Records for processing.
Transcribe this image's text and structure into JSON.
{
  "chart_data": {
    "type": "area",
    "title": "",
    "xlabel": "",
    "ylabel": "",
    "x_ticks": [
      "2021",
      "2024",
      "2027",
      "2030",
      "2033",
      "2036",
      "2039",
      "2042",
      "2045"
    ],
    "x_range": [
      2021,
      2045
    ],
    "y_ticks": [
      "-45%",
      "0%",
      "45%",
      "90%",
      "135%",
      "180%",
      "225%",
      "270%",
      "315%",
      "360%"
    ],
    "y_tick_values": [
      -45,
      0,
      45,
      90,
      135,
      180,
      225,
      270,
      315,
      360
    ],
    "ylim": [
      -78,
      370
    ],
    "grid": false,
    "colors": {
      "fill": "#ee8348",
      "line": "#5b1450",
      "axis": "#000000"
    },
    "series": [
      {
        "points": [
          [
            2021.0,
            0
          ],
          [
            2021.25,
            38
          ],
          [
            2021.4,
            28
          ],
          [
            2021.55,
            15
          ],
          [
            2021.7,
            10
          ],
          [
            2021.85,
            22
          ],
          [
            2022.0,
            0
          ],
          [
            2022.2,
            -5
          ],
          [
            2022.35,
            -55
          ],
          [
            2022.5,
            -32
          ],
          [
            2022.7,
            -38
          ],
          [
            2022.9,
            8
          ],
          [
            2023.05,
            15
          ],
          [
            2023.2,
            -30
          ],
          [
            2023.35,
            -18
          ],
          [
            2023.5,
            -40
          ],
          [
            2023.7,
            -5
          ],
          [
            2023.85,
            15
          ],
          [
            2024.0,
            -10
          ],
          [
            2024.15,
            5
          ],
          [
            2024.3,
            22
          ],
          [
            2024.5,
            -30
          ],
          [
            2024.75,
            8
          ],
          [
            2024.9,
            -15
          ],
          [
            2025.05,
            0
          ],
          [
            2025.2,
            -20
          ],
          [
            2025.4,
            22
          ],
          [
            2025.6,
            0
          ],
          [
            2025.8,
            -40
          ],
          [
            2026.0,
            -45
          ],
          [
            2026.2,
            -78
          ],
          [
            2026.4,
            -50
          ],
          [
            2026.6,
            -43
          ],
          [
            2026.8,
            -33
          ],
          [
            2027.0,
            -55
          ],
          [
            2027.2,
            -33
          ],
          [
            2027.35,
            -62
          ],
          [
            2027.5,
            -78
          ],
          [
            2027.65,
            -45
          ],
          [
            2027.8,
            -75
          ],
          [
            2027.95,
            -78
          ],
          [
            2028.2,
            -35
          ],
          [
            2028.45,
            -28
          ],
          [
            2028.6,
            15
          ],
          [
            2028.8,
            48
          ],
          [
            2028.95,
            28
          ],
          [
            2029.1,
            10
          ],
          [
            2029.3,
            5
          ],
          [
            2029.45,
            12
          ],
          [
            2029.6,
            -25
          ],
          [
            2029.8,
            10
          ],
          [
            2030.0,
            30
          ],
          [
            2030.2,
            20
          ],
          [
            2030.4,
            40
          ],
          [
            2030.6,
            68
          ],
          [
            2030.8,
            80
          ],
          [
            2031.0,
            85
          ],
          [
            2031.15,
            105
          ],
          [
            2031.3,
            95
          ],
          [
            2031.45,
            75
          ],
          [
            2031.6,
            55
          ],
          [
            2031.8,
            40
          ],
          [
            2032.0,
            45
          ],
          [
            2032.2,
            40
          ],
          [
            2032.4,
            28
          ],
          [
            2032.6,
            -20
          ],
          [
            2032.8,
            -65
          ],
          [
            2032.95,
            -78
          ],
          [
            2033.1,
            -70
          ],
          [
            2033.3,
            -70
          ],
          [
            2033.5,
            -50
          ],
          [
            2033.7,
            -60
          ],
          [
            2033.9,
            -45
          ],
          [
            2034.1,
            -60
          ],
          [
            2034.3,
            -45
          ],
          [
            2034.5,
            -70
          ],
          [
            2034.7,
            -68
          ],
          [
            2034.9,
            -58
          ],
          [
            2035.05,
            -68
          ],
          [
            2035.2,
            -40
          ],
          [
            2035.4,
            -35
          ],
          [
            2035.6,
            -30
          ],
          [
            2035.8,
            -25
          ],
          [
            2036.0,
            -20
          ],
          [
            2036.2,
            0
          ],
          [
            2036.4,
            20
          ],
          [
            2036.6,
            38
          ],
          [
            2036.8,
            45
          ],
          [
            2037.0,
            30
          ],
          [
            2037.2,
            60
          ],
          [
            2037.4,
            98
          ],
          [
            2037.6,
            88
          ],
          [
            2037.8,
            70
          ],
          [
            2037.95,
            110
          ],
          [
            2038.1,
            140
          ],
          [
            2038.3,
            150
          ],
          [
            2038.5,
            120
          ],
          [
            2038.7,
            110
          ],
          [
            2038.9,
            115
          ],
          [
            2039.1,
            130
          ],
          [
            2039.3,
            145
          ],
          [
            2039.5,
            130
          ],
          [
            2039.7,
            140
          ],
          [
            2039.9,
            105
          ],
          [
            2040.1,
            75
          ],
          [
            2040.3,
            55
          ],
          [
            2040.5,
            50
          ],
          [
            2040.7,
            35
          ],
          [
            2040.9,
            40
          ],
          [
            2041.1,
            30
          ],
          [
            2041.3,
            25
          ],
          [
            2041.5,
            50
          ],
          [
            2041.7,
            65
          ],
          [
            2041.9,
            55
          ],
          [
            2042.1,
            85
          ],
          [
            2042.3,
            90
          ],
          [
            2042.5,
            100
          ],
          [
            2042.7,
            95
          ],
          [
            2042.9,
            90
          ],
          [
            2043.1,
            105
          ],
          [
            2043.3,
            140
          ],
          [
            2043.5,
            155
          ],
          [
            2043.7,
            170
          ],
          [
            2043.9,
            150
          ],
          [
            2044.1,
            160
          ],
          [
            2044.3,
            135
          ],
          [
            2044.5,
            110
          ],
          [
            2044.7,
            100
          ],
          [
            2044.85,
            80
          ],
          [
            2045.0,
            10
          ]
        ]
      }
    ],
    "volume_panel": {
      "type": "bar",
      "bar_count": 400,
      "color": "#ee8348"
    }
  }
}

Instructions to follow. Output the entries verbatim.

Completed exercise.
Transcribe this image's text and structure into JSON.
{
  "chart_data": {
    "type": "area",
    "title": "",
    "xlabel": "",
    "ylabel": "",
    "x_ticks": [
      "2021",
      "2024",
      "2027",
      "2030",
      "2033",
      "2036",
      "2039",
      "2042",
      "2045"
    ],
    "x_range": [
      2021,
      2045
    ],
    "y_ticks": [
      "-45%",
      "0%",
      "45%",
      "90%",
      "135%",
      "180%",
      "225%",
      "270%",
      "315%",
      "360%"
    ],
    "y_tick_values": [
      -45,
      0,
      45,
      90,
      135,
      180,
      225,
      270,
      315,
      360
    ],
    "ylim": [
      -78,
      370
    ],
    "grid": false,
    "colors": {
      "fill": "#ee8348",
      "line": "#5b1450",
      "axis": "#000000"
    },
    "series": [
      {
        "points": [
          [
            2021.0,
            0
          ],
          [
            2021.25,
            38
          ],
          [
            2021.4,
            28
          ],
          [
            2021.55,
            15
          ],
          [
            2021.7,
            10
          ],
          [
            2021.85,
            22
          ],
          [
            2022.0,
            0
          ],
          [
            2022.2,
            -5
          ],
          [
            2022.35,
            -55
          ],
          [
            2022.5,
            -32
          ],
          [
            2022.7,
            -38
          ],
          [
            2022.9,
            8
          ],
          [
            2023.05,
            15
          ],
          [
            2023.2,
            -30
          ],
          [
            2023.35,
            -18
          ],
          [
            2023.5,
            -40
          ],
          [
            2023.7,
            -5
          ],
          [
            2023.85,
            15
          ],
          [
            2024.0,
            -10
          ],
          [
            2024.15,
            5
          ],
          [
            2024.3,
            22
          ],
          [
            2024.5,
            -30
          ],
          [
            2024.75,
            8
          ],
          [
            2024.9,
            -15
          ],
          [
            2025.05,
            0
          ],
          [
            2025.2,
            -20
          ],
          [
            2025.4,
            22
          ],
          [
            2025.6,
            0
          ],
          [
            2025.8,
            -40
          ],
          [
            2026.0,
            -45
          ],
          [
            2026.2,
            -78
          ],
          [
            2026.4,
            -50
          ],
          [
            2026.6,
            -43
          ],
          [
            2026.8,
            -33
          ],
          [
            2027.0,
            -55
          ],
          [
            2027.2,
            -33
          ],
          [
            2027.35,
            -62
          ],
          [
            2027.5,
            -78
          ],
          [
            2027.65,
            -45
          ],
          [
            2027.8,
            -75
          ],
          [
            2027.95,
            -78
          ],
          [
            2028.2,
            -35
          ],
          [
            2028.45,
            -28
          ],
          [
            2028.6,
            15
          ],
          [
            2028.8,
            48
          ],
          [
            2028.95,
            28
          ],
          [
            2029.1,
            10
          ],
          [
            2029.3,
            5
          ],
          [
            2029.45,
            12
          ],
          [
            2029.6,
            -25
          ],
          [
            2029.8,
            10
          ],
          [
            2030.0,
            30
          ],
          [
            2030.2,
            20
          ],
          [
            2030.4,
            40
          ],
          [
            2030.6,
            68
          ],
          [
            2030.8,
            80
          ],
          [
            2031.0,
            85
          ],
          [
            2031.15,
            105
          ],
          [
            2031.3,
            95
          ],
          [
            2031.45,
            75
          ],
          [
            2031.6,
            55
          ],
          [
            2031.8,
            40
          ],
          [
            2032.0,
            45
          ],
          [
            2032.2,
            40
          ],
          [
            2032.4,
            28
          ],
          [
            2032.6,
            -20
          ],
          [
            2032.8,
            -65
          ],
          [
            2032.95,
            -78
          ],
          [
            2033.1,
            -70
          ],
          [
            2033.3,
            -70
          ],
          [
            2033.5,
            -50
          ],
          [
            2033.7,
            -60
          ],
          [
            2033.9,
            -45
          ],
          [
            2034.1,
            -60
          ],
          [
            2034.3,
            -45
          ],
          [
            2034.5,
            -70
          ],
          [
            2034.7,
            -68
          ],
          [
            2034.9,
            -58
          ],
          [
            2035.05,
            -68
          ],
          [
            2035.2,
            -40
          ],
          [
            2035.4,
            -35
          ],
          [
            2035.6,
            -30
          ],
          [
            2035.8,
            -25
          ],
          [
            2036.0,
            -20
          ],
          [
            2036.2,
            0
          ],
          [
            2036.4,
            20
          ],
          [
            2036.6,
            38
          ],
          [
            2036.8,
            45
          ],
          [
            2037.0,
            30
          ],
          [
            2037.2,
            60
          ],
          [
            2037.4,
            98
          ],
          [
            2037.6,
            88
          ],
          [
            2037.8,
            70
          ],
          [
            2037.95,
            110
          ],
          [
            2038.1,
            140
          ],
          [
            2038.3,
            150
          ],
          [
            2038.5,
            120
          ],
          [
            2038.7,
            110
          ],
          [
            2038.9,
            115
          ],
          [
            2039.1,
            130
          ],
          [
            2039.3,
            145
          ],
          [
            2039.5,
            130
          ],
          [
            2039.7,
            140
          ],
          [
            2039.9,
            105
          ],
          [
            2040.1,
            75
          ],
          [
            2040.3,
            55
          ],
          [
            2040.5,
            50
          ],
          [
            2040.7,
            35
          ],
          [
            2040.9,
            40
          ],
          [
            2041.1,
            30
          ],
          [
            2041.3,
            25
          ],
          [
            2041.5,
            50
          ],
          [
            2041.7,
            65
          ],
          [
            2041.9,
            55
          ],
          [
            2042.1,
            85
          ],
          [
            2042.3,
            90
          ],
          [
            2042.5,
            100
          ],
          [
            2042.7,
            95
          ],
          [
            2042.9,
            90
          ],
          [
            2043.1,
            105
          ],
          [
            2043.3,
            140
          ],
          [
            2043.5,
            155
          ],
          [
            2043.7,
            170
          ],
          [
            2043.9,
            150
          ],
          [
            2044.1,
            160
          ],
          [
            2044.3,
            135
          ],
          [
            2044.5,
            110
          ],
          [
            2044.7,
            100
          ],
          [
            2044.85,
            80
          ],
          [
            2045.0,
            10
          ]
        ]
      }
    ],
    "volume_panel": {
      "type": "bar",
      "bar_count": 400,
      "color": "#ee8348"
    }
  }
}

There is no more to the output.